The request ▸
What is the number of lines in these entries that include "Readiness"? Write that number and no other text.

** start Data lines **

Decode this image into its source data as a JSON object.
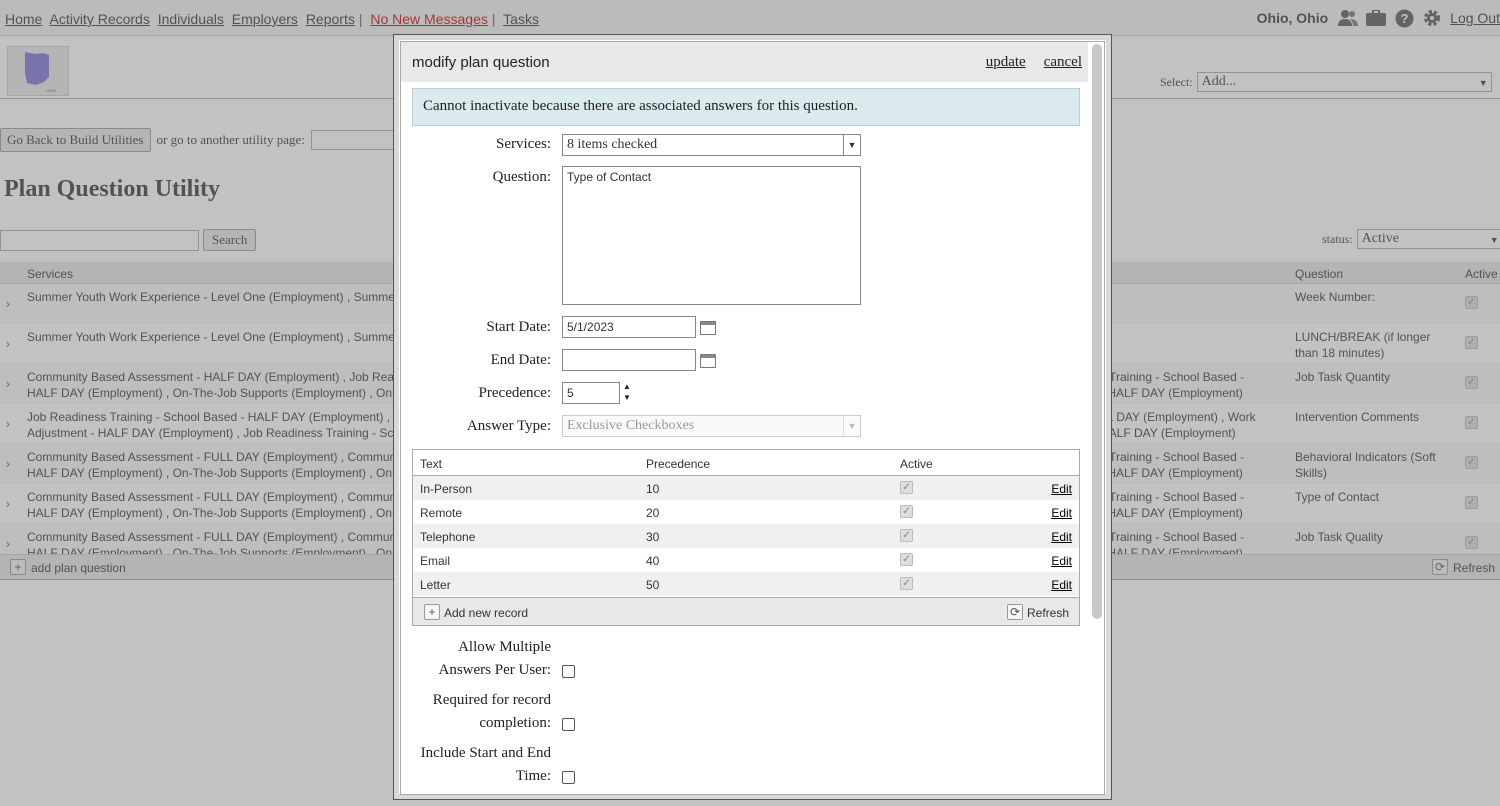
{
  "topnav": {
    "links": [
      {
        "label": "Home"
      },
      {
        "label": "Activity Records"
      },
      {
        "label": "Individuals"
      },
      {
        "label": "Employers"
      },
      {
        "label": "Reports"
      }
    ],
    "messages": "No New Messages",
    "tasks": "Tasks",
    "location": "Ohio, Ohio",
    "logout": "Log Out"
  },
  "header": {
    "select_label": "Select:",
    "select_value": "Add..."
  },
  "util": {
    "back_button": "Go Back to Build Utilities",
    "goto_text": "or go to another utility page:",
    "page_title": "Plan Question Utility",
    "search_button": "Search",
    "status_label": "status:",
    "status_value": "Active"
  },
  "grid": {
    "headers": {
      "services": "Services",
      "question": "Question",
      "active": "Active"
    },
    "rows": [
      {
        "svc_l1": "Summer Youth Work Experience - Level One (Employment) , Summer",
        "svc_l2": "",
        "svc2_l1": "",
        "svc2_l2": "",
        "question": "Week Number:"
      },
      {
        "svc_l1": "Summer Youth Work Experience - Level One (Employment) , Summer",
        "svc_l2": "",
        "svc2_l1": "",
        "svc2_l2": "",
        "question": "LUNCH/BREAK (if longer than 18 minutes)"
      },
      {
        "svc_l1": "Community Based Assessment - HALF DAY (Employment) , Job Read",
        "svc_l2": "HALF DAY (Employment) , On-The-Job Supports (Employment) , On-",
        "svc2_l1": "s Training - School Based -",
        "svc2_l2": "- HALF DAY (Employment)",
        "question": "Job Task Quantity"
      },
      {
        "svc_l1": "Job Readiness Training - School Based - HALF DAY (Employment) , C",
        "svc_l2": "Adjustment - HALF DAY (Employment) , Job Readiness Training - Sch",
        "svc2_l1": "LL DAY (Employment) , Work",
        "svc2_l2": "HALF DAY (Employment)",
        "question": "Intervention Comments"
      },
      {
        "svc_l1": "Community Based Assessment - FULL DAY (Employment) , Commun",
        "svc_l2": "HALF DAY (Employment) , On-The-Job Supports (Employment) , On-",
        "svc2_l1": "s Training - School Based -",
        "svc2_l2": "- HALF DAY (Employment)",
        "question": "Behavioral Indicators (Soft Skills)"
      },
      {
        "svc_l1": "Community Based Assessment - FULL DAY (Employment) , Commun",
        "svc_l2": "HALF DAY (Employment) , On-The-Job Supports (Employment) , On-",
        "svc2_l1": "s Training - School Based -",
        "svc2_l2": "- HALF DAY (Employment)",
        "question": "Type of Contact"
      },
      {
        "svc_l1": "Community Based Assessment - FULL DAY (Employment) , Commun",
        "svc_l2": "HALF DAY (Employment) , On-The-Job Supports (Employment) , On-",
        "svc2_l1": "s Training - School Based -",
        "svc2_l2": "- HALF DAY (Employment)",
        "question": "Job Task Quality"
      }
    ],
    "add_label": "add plan question",
    "refresh_label": "Refresh"
  },
  "dialog": {
    "title": "modify plan question",
    "update": "update",
    "cancel": "cancel",
    "notice": "Cannot inactivate because there are associated answers for this question.",
    "services_label": "Services:",
    "services_value": "8 items checked",
    "question_label": "Question:",
    "question_value": "Type of Contact",
    "start_label": "Start Date:",
    "start_value": "5/1/2023",
    "end_label": "End Date:",
    "end_value": "",
    "precedence_label": "Precedence:",
    "precedence_value": "5",
    "answer_type_label": "Answer Type:",
    "answer_type_value": "Exclusive Checkboxes",
    "answers": {
      "headers": {
        "text": "Text",
        "precedence": "Precedence",
        "active": "Active"
      },
      "rows": [
        {
          "text": "In-Person",
          "precedence": "10",
          "edit": "Edit"
        },
        {
          "text": "Remote",
          "precedence": "20",
          "edit": "Edit"
        },
        {
          "text": "Telephone",
          "precedence": "30",
          "edit": "Edit"
        },
        {
          "text": "Email",
          "precedence": "40",
          "edit": "Edit"
        },
        {
          "text": "Letter",
          "precedence": "50",
          "edit": "Edit"
        }
      ],
      "add_label": "Add new record",
      "refresh_label": "Refresh"
    },
    "allow_multiple_l1": "Allow Multiple",
    "allow_multiple_l2": "Answers Per User:",
    "required_l1": "Required for record",
    "required_l2": "completion:",
    "include_time_l1": "Include Start and End",
    "include_time_l2": "Time:"
  }
}
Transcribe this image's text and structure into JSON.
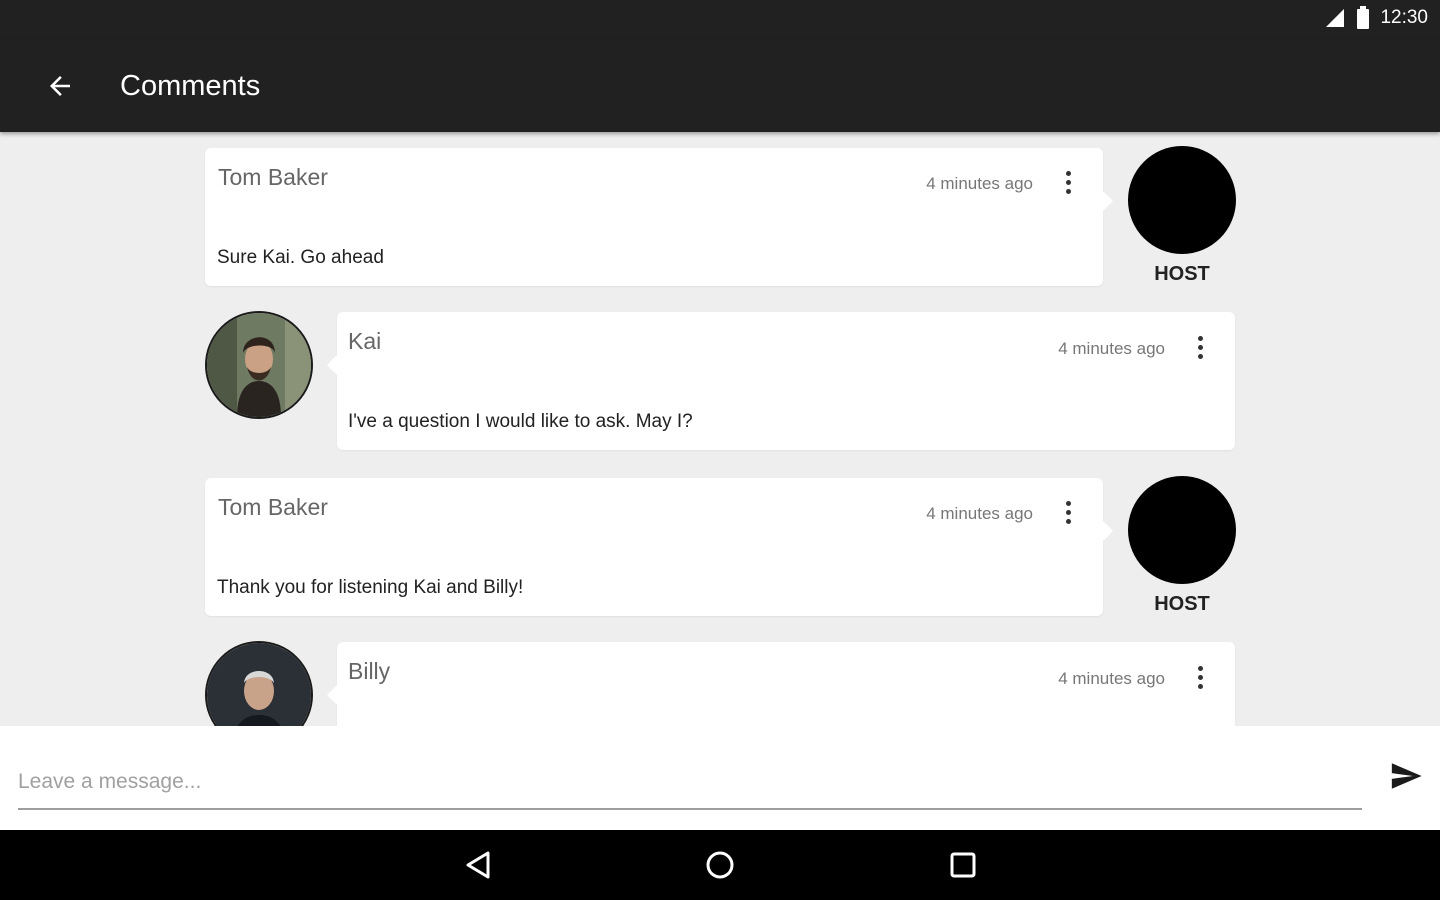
{
  "status_bar": {
    "time": "12:30",
    "signal_icon": "signal-icon",
    "battery_icon": "battery-icon"
  },
  "app_bar": {
    "title": "Comments",
    "back_icon": "arrow-back-icon"
  },
  "comments": [
    {
      "author": "Tom Baker",
      "time": "4 minutes ago",
      "text": "Sure Kai. Go ahead",
      "role": "host",
      "badge": "HOST"
    },
    {
      "author": "Kai",
      "time": "4 minutes ago",
      "text": "I've a question I would like to ask. May I?",
      "role": "user"
    },
    {
      "author": "Tom Baker",
      "time": "4 minutes ago",
      "text": "Thank you for listening Kai and Billy!",
      "role": "host",
      "badge": "HOST"
    },
    {
      "author": "Billy",
      "time": "4 minutes ago",
      "text": "",
      "role": "user"
    }
  ],
  "composer": {
    "placeholder": "Leave a message...",
    "value": "",
    "send_icon": "send-icon"
  },
  "nav_bar": {
    "back_icon": "nav-back-icon",
    "home_icon": "nav-home-icon",
    "recents_icon": "nav-recents-icon"
  },
  "colors": {
    "app_bar": "#212121",
    "background": "#eeeeee",
    "card": "#ffffff",
    "host_avatar": "#000000"
  }
}
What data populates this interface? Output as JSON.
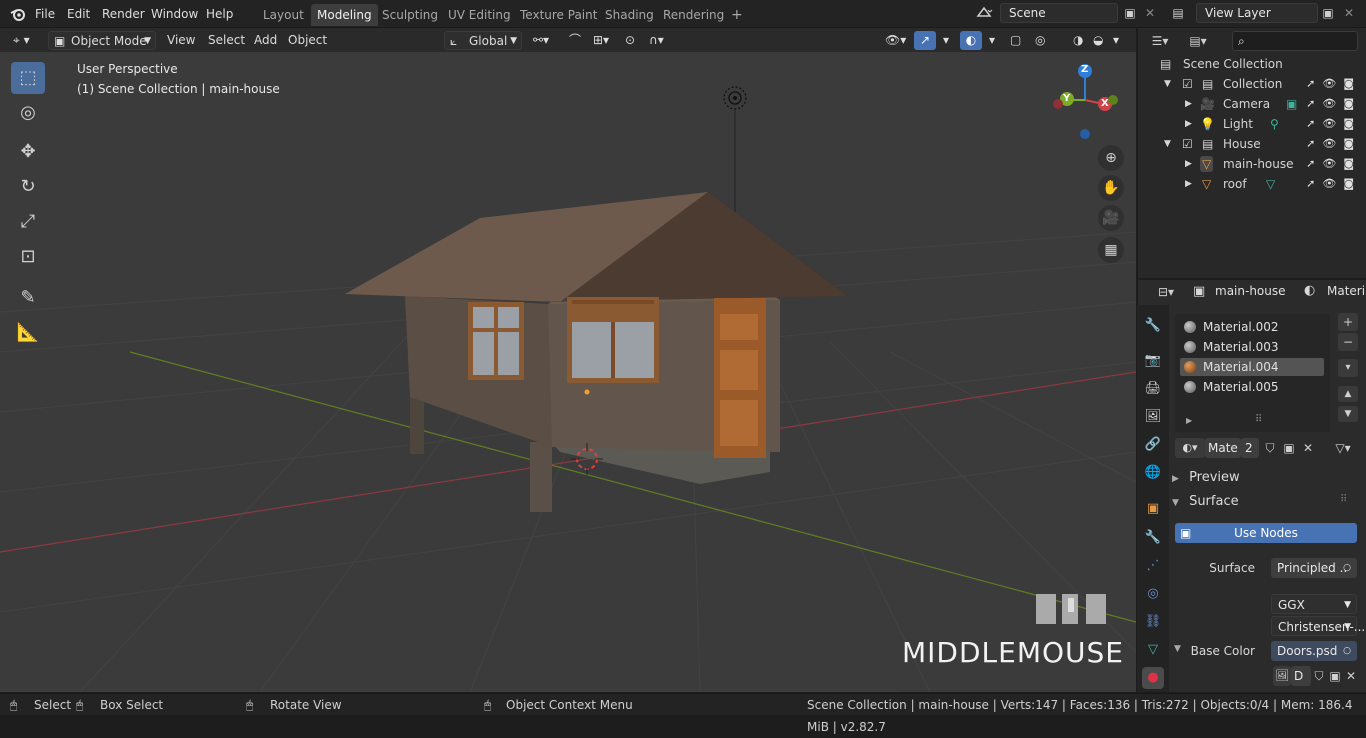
{
  "topbar": {
    "menus": [
      "File",
      "Edit",
      "Render",
      "Window",
      "Help"
    ],
    "workspaces": [
      "Layout",
      "Modeling",
      "Sculpting",
      "UV Editing",
      "Texture Paint",
      "Shading",
      "Rendering"
    ],
    "active_workspace": "Modeling",
    "add_workspace": "+",
    "scene_name": "Scene",
    "view_layer_name": "View Layer"
  },
  "viewport_header": {
    "mode": "Object Mode",
    "menus": [
      "View",
      "Select",
      "Add",
      "Object"
    ],
    "orientation": "Global"
  },
  "viewport": {
    "view_name": "User Perspective",
    "collection_info": "(1) Scene Collection | main-house",
    "gizmo_axes": {
      "z": "Z",
      "y": "Y",
      "x": "X"
    }
  },
  "outliner": {
    "root": "Scene Collection",
    "items": [
      {
        "label": "Collection",
        "type": "collection"
      },
      {
        "label": "Camera",
        "type": "camera"
      },
      {
        "label": "Light",
        "type": "light"
      },
      {
        "label": "House",
        "type": "collection"
      },
      {
        "label": "main-house",
        "type": "mesh"
      },
      {
        "label": "roof",
        "type": "mesh"
      }
    ]
  },
  "properties": {
    "object_name": "main-house",
    "tab_label": "Materia",
    "material_slots": [
      "Material.002",
      "Material.003",
      "Material.004",
      "Material.005"
    ],
    "selected_slot": "Material.004",
    "material_field": "Mate",
    "user_count": "2",
    "preview_label": "Preview",
    "surface_label": "Surface",
    "use_nodes_label": "Use Nodes",
    "surface_field_label": "Surface",
    "surface_value": "Principled ..",
    "distribution": "GGX",
    "subsurface_method": "Christensen-...",
    "base_color_label": "Base Color",
    "base_color_value": "Doors.psd",
    "image_field": "D"
  },
  "watermark": {
    "text": "MIDDLEMOUSE"
  },
  "statusbar": {
    "select": "Select",
    "box_select": "Box Select",
    "rotate_view": "Rotate View",
    "context_menu": "Object Context Menu",
    "stats": "Scene Collection | main-house | Verts:147 | Faces:136 | Tris:272 | Objects:0/4 | Mem: 186.4 MiB | v2.82.7"
  },
  "colors": {
    "accent_blue": "#4772b3",
    "axis_x": "#d1434b",
    "axis_y": "#7bac25",
    "axis_z": "#2f7ed7",
    "selected_tool": "#4b6d9b"
  }
}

** end Data lines **

Reply to the exercise ▸
2